**WRITTEN REQUEST:** Print the entries in full, word for word, but not the pictures.

**SUPPLIED MATERIAL:**
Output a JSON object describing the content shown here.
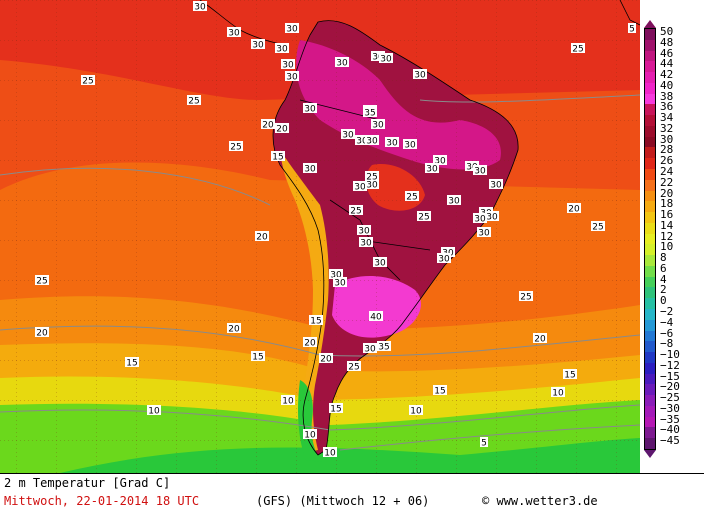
{
  "header": {},
  "map": {
    "title": "2 m Temperatur [Grad C]",
    "colors": {
      "ocean_hot": "#e4301c",
      "ocean_warm": "#ee4e16",
      "ocean_mid": "#f36a10",
      "ocean_cool": "#f58a0e",
      "ocean_cooler": "#f4ab0d",
      "yellow": "#e7d90f",
      "green": "#6bd81c",
      "green_dark": "#29c83a",
      "land_hot": "#a01240",
      "land_magenta": "#d41788",
      "land_pink": "#f33ad0"
    },
    "isotherm_labels": [
      "30",
      "30",
      "30",
      "30",
      "30",
      "30",
      "30",
      "30",
      "30",
      "30",
      "30",
      "30",
      "30",
      "30",
      "30",
      "30",
      "30",
      "30",
      "30",
      "30",
      "30",
      "30",
      "30",
      "30",
      "30",
      "30",
      "30",
      "30",
      "30",
      "30",
      "30",
      "30",
      "30",
      "30",
      "30",
      "30",
      "30",
      "30",
      "30",
      "30",
      "25",
      "25",
      "25",
      "25",
      "25",
      "25",
      "25",
      "25",
      "25",
      "25",
      "25",
      "25",
      "20",
      "20",
      "20",
      "20",
      "20",
      "20",
      "20",
      "20",
      "20",
      "15",
      "15",
      "15",
      "15",
      "15",
      "15",
      "15",
      "10",
      "10",
      "10",
      "10",
      "10",
      "10",
      "35",
      "35",
      "40",
      "5",
      "5"
    ]
  },
  "legend": {
    "values": [
      "50",
      "48",
      "46",
      "44",
      "42",
      "40",
      "38",
      "36",
      "34",
      "32",
      "30",
      "28",
      "26",
      "24",
      "22",
      "20",
      "18",
      "16",
      "14",
      "12",
      "10",
      "8",
      "6",
      "4",
      "2",
      "0",
      "−2",
      "−4",
      "−6",
      "−8",
      "−10",
      "−12",
      "−15",
      "−20",
      "−25",
      "−30",
      "−35",
      "−40",
      "−45"
    ],
    "colors": [
      "#7e0f5c",
      "#a0126c",
      "#c0167f",
      "#d81a96",
      "#e51fb0",
      "#f025c8",
      "#f63adc",
      "#c8155a",
      "#b31037",
      "#9c0d2c",
      "#8a0b24",
      "#c21c1c",
      "#e02718",
      "#f04a14",
      "#f5701a",
      "#f58f12",
      "#f5aa12",
      "#f2c514",
      "#eadd18",
      "#e6ee22",
      "#d4f02a",
      "#a8e83c",
      "#72dd4a",
      "#45cf5a",
      "#2ec27a",
      "#26c0a4",
      "#27b6c8",
      "#2599d6",
      "#2278d4",
      "#2159cc",
      "#2038c4",
      "#2b1ec0",
      "#4a1bbd",
      "#6a1cba",
      "#8a1db8",
      "#a31ab8",
      "#b518b4",
      "#7d1a90",
      "#5e176e"
    ]
  },
  "footer": {
    "title": "2 m Temperatur [Grad C]",
    "date": "Mittwoch, 22-01-2014  18 UTC",
    "model": "(GFS)  (Mittwoch 12 + 06)",
    "copyright": "www.wetter3.de",
    "copyright_symbol": "©"
  }
}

**OUTPUT OF THE EXERCISE:**
Output a JSON object describing the content shown here.
{
  "header": {},
  "map": {
    "title": "2 m Temperatur [Grad C]",
    "colors": {
      "ocean_hot": "#e4301c",
      "ocean_warm": "#ee4e16",
      "ocean_mid": "#f36a10",
      "ocean_cool": "#f58a0e",
      "ocean_cooler": "#f4ab0d",
      "yellow": "#e7d90f",
      "green": "#6bd81c",
      "green_dark": "#29c83a",
      "land_hot": "#a01240",
      "land_magenta": "#d41788",
      "land_pink": "#f33ad0"
    },
    "isotherm_labels": [
      "30",
      "30",
      "30",
      "30",
      "30",
      "30",
      "30",
      "30",
      "30",
      "30",
      "30",
      "30",
      "30",
      "30",
      "30",
      "30",
      "30",
      "30",
      "30",
      "30",
      "30",
      "30",
      "30",
      "30",
      "30",
      "30",
      "30",
      "30",
      "30",
      "30",
      "30",
      "30",
      "30",
      "30",
      "30",
      "30",
      "30",
      "30",
      "30",
      "30",
      "25",
      "25",
      "25",
      "25",
      "25",
      "25",
      "25",
      "25",
      "25",
      "25",
      "25",
      "25",
      "20",
      "20",
      "20",
      "20",
      "20",
      "20",
      "20",
      "20",
      "20",
      "15",
      "15",
      "15",
      "15",
      "15",
      "15",
      "15",
      "10",
      "10",
      "10",
      "10",
      "10",
      "10",
      "35",
      "35",
      "40",
      "5",
      "5"
    ]
  },
  "legend": {
    "values": [
      "50",
      "48",
      "46",
      "44",
      "42",
      "40",
      "38",
      "36",
      "34",
      "32",
      "30",
      "28",
      "26",
      "24",
      "22",
      "20",
      "18",
      "16",
      "14",
      "12",
      "10",
      "8",
      "6",
      "4",
      "2",
      "0",
      "−2",
      "−4",
      "−6",
      "−8",
      "−10",
      "−12",
      "−15",
      "−20",
      "−25",
      "−30",
      "−35",
      "−40",
      "−45"
    ],
    "colors": [
      "#7e0f5c",
      "#a0126c",
      "#c0167f",
      "#d81a96",
      "#e51fb0",
      "#f025c8",
      "#f63adc",
      "#c8155a",
      "#b31037",
      "#9c0d2c",
      "#8a0b24",
      "#c21c1c",
      "#e02718",
      "#f04a14",
      "#f5701a",
      "#f58f12",
      "#f5aa12",
      "#f2c514",
      "#eadd18",
      "#e6ee22",
      "#d4f02a",
      "#a8e83c",
      "#72dd4a",
      "#45cf5a",
      "#2ec27a",
      "#26c0a4",
      "#27b6c8",
      "#2599d6",
      "#2278d4",
      "#2159cc",
      "#2038c4",
      "#2b1ec0",
      "#4a1bbd",
      "#6a1cba",
      "#8a1db8",
      "#a31ab8",
      "#b518b4",
      "#7d1a90",
      "#5e176e"
    ]
  },
  "footer": {
    "title": "2 m Temperatur [Grad C]",
    "date": "Mittwoch, 22-01-2014  18 UTC",
    "model": "(GFS)  (Mittwoch 12 + 06)",
    "copyright": "www.wetter3.de",
    "copyright_symbol": "©"
  }
}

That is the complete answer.